>> begin

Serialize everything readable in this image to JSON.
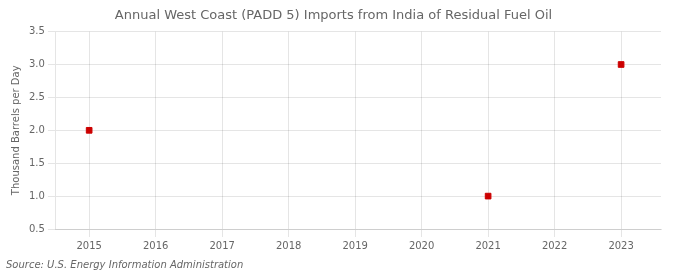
{
  "chart_data": {
    "type": "scatter",
    "title": "Annual West Coast (PADD 5) Imports from India of Residual Fuel Oil",
    "y_label": "Thousand Barrels per Day",
    "annotations": [
      "Source: U.S. Energy Information Administration"
    ],
    "x": [
      2015,
      2021,
      2023
    ],
    "values": [
      2.0,
      1.0,
      3.0
    ],
    "color": "#cc0000",
    "marker": "square",
    "xlim": [
      2014.5,
      2023.6
    ],
    "xticks": [
      2015,
      2016,
      2017,
      2018,
      2019,
      2020,
      2021,
      2022,
      2023
    ],
    "ylim": [
      0.5,
      3.5
    ],
    "yticks": [
      0.5,
      {
        "value": 1.0,
        "label": "1.0"
      },
      1.5,
      {
        "value": 2.0,
        "label": "2.0"
      },
      2.5,
      {
        "value": 3.0,
        "label": "3.0"
      },
      3.5
    ],
    "grid": true
  }
}
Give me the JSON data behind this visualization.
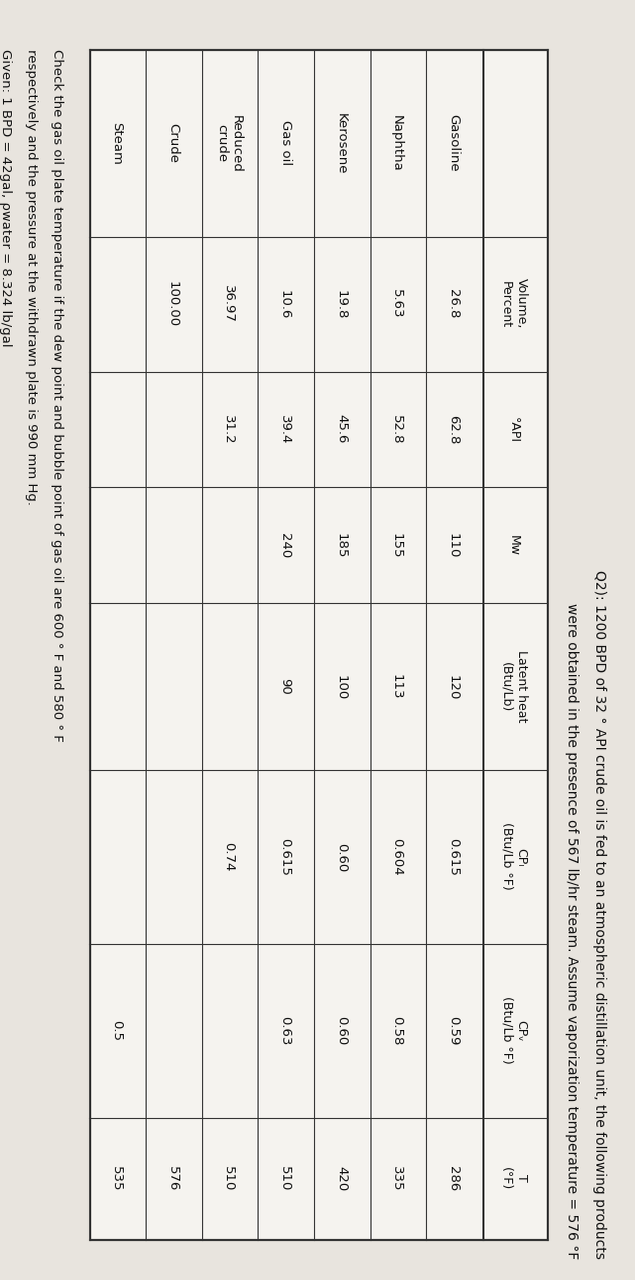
{
  "title_line1": "Q2): 1200 BPD of 32 ° API crude oil is fed to an atmospheric distillation unit, the following products",
  "title_line2": "were obtained in the presence of 567 lb/hr steam. Assume vaporization temperature = 576 °F",
  "col_headers_row1": [
    "Volume,",
    "°API",
    "Mw",
    "Latent heat",
    "CPₗ",
    "CPᵥ",
    "T"
  ],
  "col_headers_row2": [
    "Percent",
    "",
    "",
    "(Btu/Lb)",
    "(Btu/Lb °F)",
    "(Btu/Lb °F)",
    "(°F)"
  ],
  "rows": [
    [
      "Gasoline",
      "26.8",
      "62.8",
      "110",
      "120",
      "0.615",
      "0.59",
      "286"
    ],
    [
      "Naphtha",
      "5.63",
      "52.8",
      "155",
      "113",
      "0.604",
      "0.58",
      "335"
    ],
    [
      "Kerosene",
      "19.8",
      "45.6",
      "185",
      "100",
      "0.60",
      "0.60",
      "420"
    ],
    [
      "Gas oil",
      "10.6",
      "39.4",
      "240",
      "90",
      "0.615",
      "0.63",
      "510"
    ],
    [
      "Reduced\ncrude",
      "36.97",
      "31.2",
      "",
      "",
      "0.74",
      "",
      "510"
    ],
    [
      "Crude",
      "100.00",
      "",
      "",
      "",
      "",
      "",
      "576"
    ],
    [
      "Steam",
      "",
      "",
      "",
      "",
      "",
      "0.5",
      "535"
    ]
  ],
  "footnote_line1": "Check the gas oil plate temperature if the dew point and bubble point of gas oil are 600 ° F and 580 ° F",
  "footnote_line2": "respectively and the pressure at the withdrawn plate is 990 mm Hg.",
  "footnote_line3": "Given: 1 BPD = 42gal, ρwater = 8.324 lb/gal",
  "bg_color": "#e8e4de",
  "table_bg": "#f5f3ef",
  "border_color": "#333333",
  "text_color": "#111111"
}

>> end

**The task:**
Leave the pictures out and copy the rest of the data exactly.

**Full answer:**
Serialize everything readable in this image to JSON.
{
  "chart_data": {
    "type": "scatter",
    "title": "Annual West Coast (PADD 5) Imports from India of Residual Fuel Oil",
    "y_label": "Thousand Barrels per Day",
    "annotations": [
      "Source: U.S. Energy Information Administration"
    ],
    "x": [
      2015,
      2021,
      2023
    ],
    "values": [
      2.0,
      1.0,
      3.0
    ],
    "color": "#cc0000",
    "marker": "square",
    "xlim": [
      2014.5,
      2023.6
    ],
    "xticks": [
      2015,
      2016,
      2017,
      2018,
      2019,
      2020,
      2021,
      2022,
      2023
    ],
    "ylim": [
      0.5,
      3.5
    ],
    "yticks": [
      0.5,
      {
        "value": 1.0,
        "label": "1.0"
      },
      1.5,
      {
        "value": 2.0,
        "label": "2.0"
      },
      2.5,
      {
        "value": 3.0,
        "label": "3.0"
      },
      3.5
    ],
    "grid": true
  }
}
Give me the JSON data behind this visualization.
{
  "title_line1": "Q2): 1200 BPD of 32 ° API crude oil is fed to an atmospheric distillation unit, the following products",
  "title_line2": "were obtained in the presence of 567 lb/hr steam. Assume vaporization temperature = 576 °F",
  "col_headers_row1": [
    "Volume,",
    "°API",
    "Mw",
    "Latent heat",
    "CPₗ",
    "CPᵥ",
    "T"
  ],
  "col_headers_row2": [
    "Percent",
    "",
    "",
    "(Btu/Lb)",
    "(Btu/Lb °F)",
    "(Btu/Lb °F)",
    "(°F)"
  ],
  "rows": [
    [
      "Gasoline",
      "26.8",
      "62.8",
      "110",
      "120",
      "0.615",
      "0.59",
      "286"
    ],
    [
      "Naphtha",
      "5.63",
      "52.8",
      "155",
      "113",
      "0.604",
      "0.58",
      "335"
    ],
    [
      "Kerosene",
      "19.8",
      "45.6",
      "185",
      "100",
      "0.60",
      "0.60",
      "420"
    ],
    [
      "Gas oil",
      "10.6",
      "39.4",
      "240",
      "90",
      "0.615",
      "0.63",
      "510"
    ],
    [
      "Reduced\ncrude",
      "36.97",
      "31.2",
      "",
      "",
      "0.74",
      "",
      "510"
    ],
    [
      "Crude",
      "100.00",
      "",
      "",
      "",
      "",
      "",
      "576"
    ],
    [
      "Steam",
      "",
      "",
      "",
      "",
      "",
      "0.5",
      "535"
    ]
  ],
  "footnote_line1": "Check the gas oil plate temperature if the dew point and bubble point of gas oil are 600 ° F and 580 ° F",
  "footnote_line2": "respectively and the pressure at the withdrawn plate is 990 mm Hg.",
  "footnote_line3": "Given: 1 BPD = 42gal, ρwater = 8.324 lb/gal",
  "bg_color": "#e8e4de",
  "table_bg": "#f5f3ef",
  "border_color": "#333333",
  "text_color": "#111111"
}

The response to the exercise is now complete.